WHAT THE TASK REQUIRES:
Pick out each line containing the string "Formulation" and copy it.

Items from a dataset

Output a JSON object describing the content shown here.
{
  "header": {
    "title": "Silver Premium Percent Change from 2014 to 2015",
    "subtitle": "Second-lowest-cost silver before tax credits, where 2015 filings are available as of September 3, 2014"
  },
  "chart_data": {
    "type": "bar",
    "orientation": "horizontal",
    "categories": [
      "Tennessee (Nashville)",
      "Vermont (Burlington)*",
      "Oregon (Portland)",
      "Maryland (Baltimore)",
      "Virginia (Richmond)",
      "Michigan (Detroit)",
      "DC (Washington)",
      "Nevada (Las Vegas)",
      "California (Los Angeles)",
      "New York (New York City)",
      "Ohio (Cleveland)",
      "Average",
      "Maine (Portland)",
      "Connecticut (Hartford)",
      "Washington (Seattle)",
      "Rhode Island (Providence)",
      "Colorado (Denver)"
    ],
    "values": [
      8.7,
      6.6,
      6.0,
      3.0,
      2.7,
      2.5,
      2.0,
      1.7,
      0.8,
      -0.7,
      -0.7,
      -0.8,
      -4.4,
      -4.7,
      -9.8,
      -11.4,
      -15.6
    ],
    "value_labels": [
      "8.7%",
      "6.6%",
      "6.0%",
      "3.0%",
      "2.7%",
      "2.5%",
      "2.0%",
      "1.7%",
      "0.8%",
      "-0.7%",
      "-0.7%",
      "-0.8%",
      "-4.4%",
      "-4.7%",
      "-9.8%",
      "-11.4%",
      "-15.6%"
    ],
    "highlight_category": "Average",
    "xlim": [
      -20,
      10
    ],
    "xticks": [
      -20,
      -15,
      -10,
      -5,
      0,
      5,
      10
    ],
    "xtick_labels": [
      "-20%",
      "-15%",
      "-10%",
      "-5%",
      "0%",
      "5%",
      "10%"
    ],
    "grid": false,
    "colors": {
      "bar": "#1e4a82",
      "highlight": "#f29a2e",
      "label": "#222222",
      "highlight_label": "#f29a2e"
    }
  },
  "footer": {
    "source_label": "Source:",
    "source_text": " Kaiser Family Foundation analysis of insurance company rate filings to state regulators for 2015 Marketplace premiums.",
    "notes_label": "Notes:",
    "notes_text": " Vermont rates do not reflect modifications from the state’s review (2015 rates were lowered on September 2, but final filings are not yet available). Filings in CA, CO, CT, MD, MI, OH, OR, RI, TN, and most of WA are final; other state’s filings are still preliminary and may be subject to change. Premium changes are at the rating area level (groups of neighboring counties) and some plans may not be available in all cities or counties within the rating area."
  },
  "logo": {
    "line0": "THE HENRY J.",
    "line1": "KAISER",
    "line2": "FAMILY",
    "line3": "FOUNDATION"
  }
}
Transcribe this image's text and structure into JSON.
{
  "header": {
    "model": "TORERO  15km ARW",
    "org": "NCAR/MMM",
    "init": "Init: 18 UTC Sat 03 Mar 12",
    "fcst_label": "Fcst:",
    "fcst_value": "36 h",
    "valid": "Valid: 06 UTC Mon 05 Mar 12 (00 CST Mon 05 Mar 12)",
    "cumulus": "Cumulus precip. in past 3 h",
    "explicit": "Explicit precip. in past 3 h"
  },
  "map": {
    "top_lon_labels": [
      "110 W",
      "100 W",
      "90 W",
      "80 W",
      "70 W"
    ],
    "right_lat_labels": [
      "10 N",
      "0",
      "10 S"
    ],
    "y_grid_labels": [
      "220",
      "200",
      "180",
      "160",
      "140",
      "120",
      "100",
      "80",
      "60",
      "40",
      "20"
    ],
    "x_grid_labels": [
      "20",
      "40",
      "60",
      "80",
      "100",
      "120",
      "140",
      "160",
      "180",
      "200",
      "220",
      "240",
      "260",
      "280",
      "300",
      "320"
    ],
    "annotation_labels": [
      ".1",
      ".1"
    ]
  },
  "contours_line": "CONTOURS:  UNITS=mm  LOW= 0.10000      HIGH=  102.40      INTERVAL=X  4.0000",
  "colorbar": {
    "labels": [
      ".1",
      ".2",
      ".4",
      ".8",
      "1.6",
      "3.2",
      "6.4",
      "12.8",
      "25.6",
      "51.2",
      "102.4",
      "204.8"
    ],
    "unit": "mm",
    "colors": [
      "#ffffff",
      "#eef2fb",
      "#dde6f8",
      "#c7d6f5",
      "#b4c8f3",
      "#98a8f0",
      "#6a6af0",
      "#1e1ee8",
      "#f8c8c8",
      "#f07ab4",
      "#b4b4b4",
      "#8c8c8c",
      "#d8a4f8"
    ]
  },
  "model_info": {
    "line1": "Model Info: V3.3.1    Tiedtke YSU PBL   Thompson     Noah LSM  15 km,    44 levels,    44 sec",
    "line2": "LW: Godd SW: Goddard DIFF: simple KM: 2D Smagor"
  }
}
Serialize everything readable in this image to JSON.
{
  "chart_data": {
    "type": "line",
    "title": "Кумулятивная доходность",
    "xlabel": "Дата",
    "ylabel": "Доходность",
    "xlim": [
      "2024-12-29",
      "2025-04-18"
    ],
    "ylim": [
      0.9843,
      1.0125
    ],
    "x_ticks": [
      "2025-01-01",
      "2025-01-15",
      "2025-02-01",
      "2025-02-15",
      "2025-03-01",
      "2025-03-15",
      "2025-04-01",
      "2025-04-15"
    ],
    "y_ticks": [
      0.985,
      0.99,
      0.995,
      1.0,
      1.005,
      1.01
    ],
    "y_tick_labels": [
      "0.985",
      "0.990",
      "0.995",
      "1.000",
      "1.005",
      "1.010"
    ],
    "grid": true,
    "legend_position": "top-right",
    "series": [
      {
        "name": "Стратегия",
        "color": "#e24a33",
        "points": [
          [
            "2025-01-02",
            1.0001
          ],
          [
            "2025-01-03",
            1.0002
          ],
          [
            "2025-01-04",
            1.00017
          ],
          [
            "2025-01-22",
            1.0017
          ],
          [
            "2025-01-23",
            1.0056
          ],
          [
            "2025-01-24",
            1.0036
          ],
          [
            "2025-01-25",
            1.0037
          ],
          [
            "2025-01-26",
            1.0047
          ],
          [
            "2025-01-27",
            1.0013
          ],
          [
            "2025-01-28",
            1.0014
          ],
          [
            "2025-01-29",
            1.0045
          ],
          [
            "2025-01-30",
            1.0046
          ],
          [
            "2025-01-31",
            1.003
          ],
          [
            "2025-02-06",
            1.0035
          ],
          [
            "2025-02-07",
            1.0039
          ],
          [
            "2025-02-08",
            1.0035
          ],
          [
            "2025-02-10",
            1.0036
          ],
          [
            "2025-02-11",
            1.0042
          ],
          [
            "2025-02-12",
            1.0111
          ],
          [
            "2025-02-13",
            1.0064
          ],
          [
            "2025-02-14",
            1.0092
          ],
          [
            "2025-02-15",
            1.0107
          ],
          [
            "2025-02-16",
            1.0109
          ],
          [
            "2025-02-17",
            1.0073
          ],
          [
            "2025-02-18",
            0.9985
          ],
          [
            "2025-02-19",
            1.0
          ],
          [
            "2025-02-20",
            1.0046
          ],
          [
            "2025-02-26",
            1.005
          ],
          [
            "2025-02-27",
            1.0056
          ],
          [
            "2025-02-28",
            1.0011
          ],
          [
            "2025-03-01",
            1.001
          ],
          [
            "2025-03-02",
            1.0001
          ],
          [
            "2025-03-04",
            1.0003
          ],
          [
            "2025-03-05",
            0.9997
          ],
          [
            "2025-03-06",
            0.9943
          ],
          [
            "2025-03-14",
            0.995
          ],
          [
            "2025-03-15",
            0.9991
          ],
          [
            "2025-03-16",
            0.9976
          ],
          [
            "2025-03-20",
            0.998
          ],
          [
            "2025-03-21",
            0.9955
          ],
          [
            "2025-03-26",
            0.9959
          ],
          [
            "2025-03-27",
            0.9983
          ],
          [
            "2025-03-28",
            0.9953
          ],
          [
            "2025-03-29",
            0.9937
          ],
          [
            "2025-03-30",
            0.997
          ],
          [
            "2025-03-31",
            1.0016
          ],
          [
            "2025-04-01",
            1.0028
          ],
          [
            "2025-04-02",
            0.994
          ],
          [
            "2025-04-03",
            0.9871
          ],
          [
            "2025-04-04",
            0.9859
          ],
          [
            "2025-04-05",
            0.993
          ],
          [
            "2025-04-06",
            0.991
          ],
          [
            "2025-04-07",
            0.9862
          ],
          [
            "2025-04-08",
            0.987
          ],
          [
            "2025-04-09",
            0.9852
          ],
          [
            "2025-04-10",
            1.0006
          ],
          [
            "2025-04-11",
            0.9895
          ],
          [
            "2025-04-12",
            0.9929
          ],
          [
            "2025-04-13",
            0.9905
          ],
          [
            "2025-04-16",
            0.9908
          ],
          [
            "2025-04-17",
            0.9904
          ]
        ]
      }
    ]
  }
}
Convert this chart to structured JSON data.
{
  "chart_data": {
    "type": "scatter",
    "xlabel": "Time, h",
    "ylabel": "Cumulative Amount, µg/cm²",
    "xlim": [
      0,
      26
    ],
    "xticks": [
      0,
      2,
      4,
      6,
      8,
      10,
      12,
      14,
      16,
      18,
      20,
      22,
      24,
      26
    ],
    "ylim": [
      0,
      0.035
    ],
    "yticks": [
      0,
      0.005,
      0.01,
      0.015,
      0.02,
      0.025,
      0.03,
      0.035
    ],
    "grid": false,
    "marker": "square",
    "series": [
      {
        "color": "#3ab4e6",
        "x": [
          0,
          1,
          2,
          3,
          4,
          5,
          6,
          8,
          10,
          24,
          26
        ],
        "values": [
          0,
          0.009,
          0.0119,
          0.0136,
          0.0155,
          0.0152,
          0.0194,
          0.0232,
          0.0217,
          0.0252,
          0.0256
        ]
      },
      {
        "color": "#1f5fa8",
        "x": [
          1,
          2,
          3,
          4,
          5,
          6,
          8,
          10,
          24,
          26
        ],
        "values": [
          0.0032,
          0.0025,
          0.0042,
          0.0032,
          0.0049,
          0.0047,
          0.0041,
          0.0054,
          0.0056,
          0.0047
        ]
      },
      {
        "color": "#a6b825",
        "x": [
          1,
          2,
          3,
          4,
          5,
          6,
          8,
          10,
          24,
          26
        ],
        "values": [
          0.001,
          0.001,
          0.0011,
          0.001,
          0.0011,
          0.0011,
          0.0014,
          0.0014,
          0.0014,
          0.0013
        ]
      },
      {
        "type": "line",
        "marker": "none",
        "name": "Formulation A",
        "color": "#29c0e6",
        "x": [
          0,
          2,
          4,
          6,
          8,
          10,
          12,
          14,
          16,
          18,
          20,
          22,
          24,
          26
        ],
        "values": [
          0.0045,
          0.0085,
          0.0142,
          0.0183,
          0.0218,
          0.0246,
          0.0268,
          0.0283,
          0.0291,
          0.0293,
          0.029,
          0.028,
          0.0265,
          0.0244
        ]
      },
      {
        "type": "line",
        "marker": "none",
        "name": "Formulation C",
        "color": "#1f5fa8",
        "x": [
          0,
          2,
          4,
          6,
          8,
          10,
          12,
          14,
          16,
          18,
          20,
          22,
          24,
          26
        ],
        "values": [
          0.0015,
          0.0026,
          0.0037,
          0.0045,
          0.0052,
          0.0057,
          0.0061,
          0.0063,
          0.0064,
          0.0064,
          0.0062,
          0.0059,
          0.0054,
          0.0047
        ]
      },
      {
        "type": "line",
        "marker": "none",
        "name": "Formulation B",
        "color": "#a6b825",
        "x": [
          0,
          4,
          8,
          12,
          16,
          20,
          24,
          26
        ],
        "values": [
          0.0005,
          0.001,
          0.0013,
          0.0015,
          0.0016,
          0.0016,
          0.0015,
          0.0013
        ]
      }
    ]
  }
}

SOLUTION FOR THIS PROBLEM:
        "name": "Formulation A",
        "name": "Formulation C",
        "name": "Formulation B",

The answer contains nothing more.